(Data records)

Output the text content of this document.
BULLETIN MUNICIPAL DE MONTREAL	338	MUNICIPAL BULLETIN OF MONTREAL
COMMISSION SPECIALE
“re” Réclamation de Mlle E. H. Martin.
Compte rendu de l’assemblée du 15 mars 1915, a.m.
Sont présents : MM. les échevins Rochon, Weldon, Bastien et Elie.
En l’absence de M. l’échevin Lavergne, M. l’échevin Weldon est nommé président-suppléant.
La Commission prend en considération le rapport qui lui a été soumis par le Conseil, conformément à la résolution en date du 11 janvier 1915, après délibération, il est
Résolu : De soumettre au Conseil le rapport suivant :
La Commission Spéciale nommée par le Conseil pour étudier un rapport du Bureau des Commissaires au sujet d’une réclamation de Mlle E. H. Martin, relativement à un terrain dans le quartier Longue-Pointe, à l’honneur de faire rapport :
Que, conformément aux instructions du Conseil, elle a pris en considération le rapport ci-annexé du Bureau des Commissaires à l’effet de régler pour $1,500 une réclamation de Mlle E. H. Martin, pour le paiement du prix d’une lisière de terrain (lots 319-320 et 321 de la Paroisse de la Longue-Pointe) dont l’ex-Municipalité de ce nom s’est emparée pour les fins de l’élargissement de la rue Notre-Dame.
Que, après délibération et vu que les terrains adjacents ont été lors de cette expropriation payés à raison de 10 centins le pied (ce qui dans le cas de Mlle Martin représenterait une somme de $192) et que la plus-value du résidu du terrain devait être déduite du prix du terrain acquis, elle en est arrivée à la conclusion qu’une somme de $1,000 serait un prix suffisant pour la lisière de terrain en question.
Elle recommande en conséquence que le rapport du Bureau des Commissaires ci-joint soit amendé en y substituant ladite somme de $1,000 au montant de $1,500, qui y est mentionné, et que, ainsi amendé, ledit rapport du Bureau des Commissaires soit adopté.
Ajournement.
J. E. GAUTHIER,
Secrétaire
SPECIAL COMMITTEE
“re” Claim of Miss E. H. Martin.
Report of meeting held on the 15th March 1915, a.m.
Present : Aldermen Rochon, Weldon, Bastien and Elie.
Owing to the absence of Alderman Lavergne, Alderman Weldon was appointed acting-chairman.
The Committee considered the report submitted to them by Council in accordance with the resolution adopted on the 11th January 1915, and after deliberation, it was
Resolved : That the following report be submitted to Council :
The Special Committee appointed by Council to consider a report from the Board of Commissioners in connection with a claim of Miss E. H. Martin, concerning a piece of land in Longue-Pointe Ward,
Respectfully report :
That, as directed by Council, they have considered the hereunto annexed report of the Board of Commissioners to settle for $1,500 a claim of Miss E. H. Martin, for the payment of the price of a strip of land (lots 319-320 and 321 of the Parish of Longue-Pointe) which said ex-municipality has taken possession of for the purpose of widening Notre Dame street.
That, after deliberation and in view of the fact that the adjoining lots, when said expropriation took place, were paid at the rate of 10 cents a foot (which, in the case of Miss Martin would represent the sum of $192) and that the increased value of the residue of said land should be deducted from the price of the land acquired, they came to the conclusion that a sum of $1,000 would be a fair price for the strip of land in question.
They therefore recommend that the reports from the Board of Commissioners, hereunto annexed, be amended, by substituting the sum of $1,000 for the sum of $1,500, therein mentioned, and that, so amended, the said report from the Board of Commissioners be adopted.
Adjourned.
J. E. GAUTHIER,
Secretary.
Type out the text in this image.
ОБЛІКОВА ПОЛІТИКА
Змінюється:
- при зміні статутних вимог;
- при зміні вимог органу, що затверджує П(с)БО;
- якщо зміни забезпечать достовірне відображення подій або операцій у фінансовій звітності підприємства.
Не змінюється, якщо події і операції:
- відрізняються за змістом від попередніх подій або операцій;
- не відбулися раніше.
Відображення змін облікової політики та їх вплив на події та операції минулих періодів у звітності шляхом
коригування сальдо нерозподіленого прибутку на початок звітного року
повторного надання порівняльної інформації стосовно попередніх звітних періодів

**Stated problem**
Return, from the data, each line that has the word "Rochon" in it.

**Answer to the problem**
Sont présents : MM. les échevins Rochon, Weldon, Bastien et Elie.
Present : Aldermen Rochon, Weldon, Bastien and Elie.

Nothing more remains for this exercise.